__INSTRUCTIONS TO FOLLOW__. Below are records; work out how many of their lines hold the string "this" and give that number alone.

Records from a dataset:
* * *
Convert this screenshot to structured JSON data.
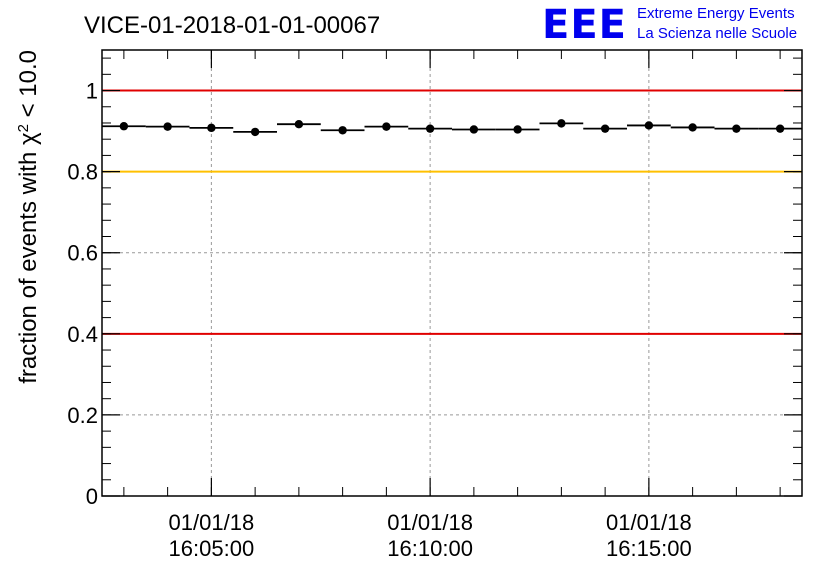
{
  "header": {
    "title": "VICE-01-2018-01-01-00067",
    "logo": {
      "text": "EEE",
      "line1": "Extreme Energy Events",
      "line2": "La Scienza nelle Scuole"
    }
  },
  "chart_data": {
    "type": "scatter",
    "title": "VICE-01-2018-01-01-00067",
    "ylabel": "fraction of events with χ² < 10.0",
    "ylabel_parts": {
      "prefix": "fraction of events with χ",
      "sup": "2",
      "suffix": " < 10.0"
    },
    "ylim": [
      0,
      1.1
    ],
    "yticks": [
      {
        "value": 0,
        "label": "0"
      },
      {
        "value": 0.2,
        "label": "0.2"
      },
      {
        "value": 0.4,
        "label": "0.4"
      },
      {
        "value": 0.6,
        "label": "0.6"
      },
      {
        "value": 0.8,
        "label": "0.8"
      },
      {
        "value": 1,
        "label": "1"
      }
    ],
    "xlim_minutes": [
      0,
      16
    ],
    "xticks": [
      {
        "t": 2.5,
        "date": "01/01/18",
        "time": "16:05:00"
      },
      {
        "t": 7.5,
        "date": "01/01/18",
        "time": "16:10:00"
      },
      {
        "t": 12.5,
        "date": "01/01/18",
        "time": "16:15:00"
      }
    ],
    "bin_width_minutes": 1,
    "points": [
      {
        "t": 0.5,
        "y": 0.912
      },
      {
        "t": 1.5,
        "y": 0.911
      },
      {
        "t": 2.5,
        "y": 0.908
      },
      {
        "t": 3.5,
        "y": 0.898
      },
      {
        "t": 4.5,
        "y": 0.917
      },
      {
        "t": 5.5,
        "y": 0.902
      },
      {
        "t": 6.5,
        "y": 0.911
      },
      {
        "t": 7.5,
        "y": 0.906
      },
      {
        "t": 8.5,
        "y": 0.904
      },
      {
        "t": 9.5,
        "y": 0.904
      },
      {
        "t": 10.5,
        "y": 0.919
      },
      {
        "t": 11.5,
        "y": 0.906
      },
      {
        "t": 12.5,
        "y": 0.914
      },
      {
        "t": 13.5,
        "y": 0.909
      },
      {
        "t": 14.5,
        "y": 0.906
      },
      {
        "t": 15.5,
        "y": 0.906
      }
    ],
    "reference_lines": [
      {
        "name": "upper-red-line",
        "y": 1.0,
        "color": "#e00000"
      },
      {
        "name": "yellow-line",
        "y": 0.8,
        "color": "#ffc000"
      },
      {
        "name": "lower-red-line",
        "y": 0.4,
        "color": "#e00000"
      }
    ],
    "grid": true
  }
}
* * *
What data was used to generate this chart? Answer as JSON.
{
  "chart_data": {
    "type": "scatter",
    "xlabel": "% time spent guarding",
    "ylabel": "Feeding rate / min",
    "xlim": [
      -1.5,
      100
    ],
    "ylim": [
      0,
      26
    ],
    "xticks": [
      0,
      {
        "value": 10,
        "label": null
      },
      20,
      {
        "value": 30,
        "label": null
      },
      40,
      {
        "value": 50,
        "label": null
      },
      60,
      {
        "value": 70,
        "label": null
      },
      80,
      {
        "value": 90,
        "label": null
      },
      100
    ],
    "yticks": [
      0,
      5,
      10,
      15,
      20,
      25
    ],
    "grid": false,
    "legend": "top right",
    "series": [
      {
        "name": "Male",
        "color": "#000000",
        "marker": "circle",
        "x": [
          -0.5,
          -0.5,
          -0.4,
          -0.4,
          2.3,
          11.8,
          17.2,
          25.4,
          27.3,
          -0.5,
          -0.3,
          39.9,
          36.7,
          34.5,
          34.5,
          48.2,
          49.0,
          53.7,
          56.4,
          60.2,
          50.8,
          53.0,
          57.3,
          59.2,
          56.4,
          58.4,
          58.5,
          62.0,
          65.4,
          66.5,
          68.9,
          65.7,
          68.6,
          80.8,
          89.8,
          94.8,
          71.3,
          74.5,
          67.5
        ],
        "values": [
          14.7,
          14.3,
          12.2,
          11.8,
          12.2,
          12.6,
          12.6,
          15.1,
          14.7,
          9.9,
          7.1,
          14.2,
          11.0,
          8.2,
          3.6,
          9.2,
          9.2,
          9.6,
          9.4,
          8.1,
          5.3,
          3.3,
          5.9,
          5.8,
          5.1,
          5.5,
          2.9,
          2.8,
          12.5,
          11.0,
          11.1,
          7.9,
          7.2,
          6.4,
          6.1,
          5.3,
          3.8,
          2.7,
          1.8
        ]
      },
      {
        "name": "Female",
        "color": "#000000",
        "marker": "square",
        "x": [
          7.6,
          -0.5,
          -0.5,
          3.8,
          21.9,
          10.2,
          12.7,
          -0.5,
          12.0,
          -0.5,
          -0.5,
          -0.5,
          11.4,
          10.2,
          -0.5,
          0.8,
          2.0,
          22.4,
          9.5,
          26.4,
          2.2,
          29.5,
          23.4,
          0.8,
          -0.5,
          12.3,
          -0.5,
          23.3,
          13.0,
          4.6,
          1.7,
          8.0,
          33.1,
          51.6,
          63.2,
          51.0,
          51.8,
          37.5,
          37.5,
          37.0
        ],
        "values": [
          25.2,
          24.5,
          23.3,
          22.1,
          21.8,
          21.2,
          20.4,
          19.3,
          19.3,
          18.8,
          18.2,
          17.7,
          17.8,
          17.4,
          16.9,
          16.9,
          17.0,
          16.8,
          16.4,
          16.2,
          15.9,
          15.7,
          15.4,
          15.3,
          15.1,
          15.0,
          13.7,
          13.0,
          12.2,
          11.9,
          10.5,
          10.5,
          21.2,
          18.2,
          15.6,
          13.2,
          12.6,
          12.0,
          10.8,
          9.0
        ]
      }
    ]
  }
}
* * *
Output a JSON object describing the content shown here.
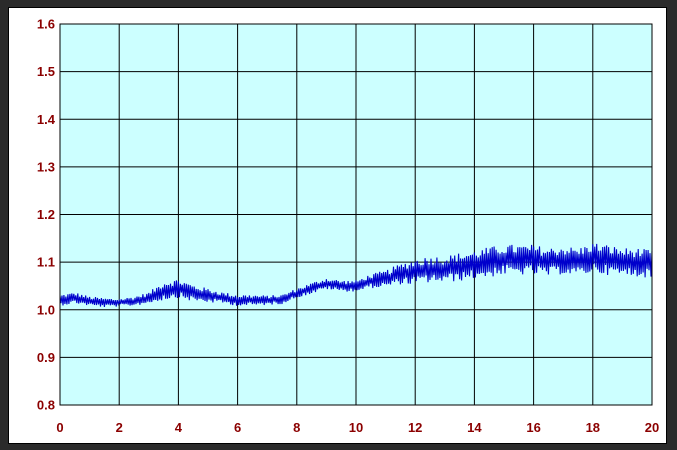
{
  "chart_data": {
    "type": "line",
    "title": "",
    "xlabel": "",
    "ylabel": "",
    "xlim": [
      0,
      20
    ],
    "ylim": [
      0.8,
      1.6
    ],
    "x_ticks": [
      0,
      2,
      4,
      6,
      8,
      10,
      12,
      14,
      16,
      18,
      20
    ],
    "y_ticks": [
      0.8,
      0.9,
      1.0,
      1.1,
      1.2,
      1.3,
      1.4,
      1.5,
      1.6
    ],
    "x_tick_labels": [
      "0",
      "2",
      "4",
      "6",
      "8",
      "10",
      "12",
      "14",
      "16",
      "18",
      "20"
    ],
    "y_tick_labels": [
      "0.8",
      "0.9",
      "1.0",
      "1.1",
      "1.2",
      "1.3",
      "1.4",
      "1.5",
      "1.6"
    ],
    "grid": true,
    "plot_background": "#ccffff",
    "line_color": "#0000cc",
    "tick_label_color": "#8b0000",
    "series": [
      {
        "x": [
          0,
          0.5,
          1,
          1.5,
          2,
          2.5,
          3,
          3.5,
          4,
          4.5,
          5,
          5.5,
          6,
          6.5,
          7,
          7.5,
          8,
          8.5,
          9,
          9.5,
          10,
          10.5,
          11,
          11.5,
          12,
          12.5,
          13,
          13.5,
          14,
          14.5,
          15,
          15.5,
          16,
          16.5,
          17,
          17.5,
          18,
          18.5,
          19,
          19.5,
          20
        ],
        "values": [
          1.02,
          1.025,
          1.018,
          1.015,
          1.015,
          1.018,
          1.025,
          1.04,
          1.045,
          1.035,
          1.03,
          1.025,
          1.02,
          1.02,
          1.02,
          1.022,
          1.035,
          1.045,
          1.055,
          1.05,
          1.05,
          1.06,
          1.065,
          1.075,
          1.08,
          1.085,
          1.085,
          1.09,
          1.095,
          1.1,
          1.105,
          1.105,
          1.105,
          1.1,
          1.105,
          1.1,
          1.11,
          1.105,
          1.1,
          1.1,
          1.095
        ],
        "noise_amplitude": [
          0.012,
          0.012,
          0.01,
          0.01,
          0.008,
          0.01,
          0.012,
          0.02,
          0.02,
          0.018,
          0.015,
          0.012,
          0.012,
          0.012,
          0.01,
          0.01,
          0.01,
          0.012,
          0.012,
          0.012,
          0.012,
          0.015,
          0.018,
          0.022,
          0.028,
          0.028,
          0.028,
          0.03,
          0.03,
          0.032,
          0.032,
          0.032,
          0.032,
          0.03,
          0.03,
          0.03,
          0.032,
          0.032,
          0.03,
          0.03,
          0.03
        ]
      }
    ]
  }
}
* * *
__THE RESULT__. 2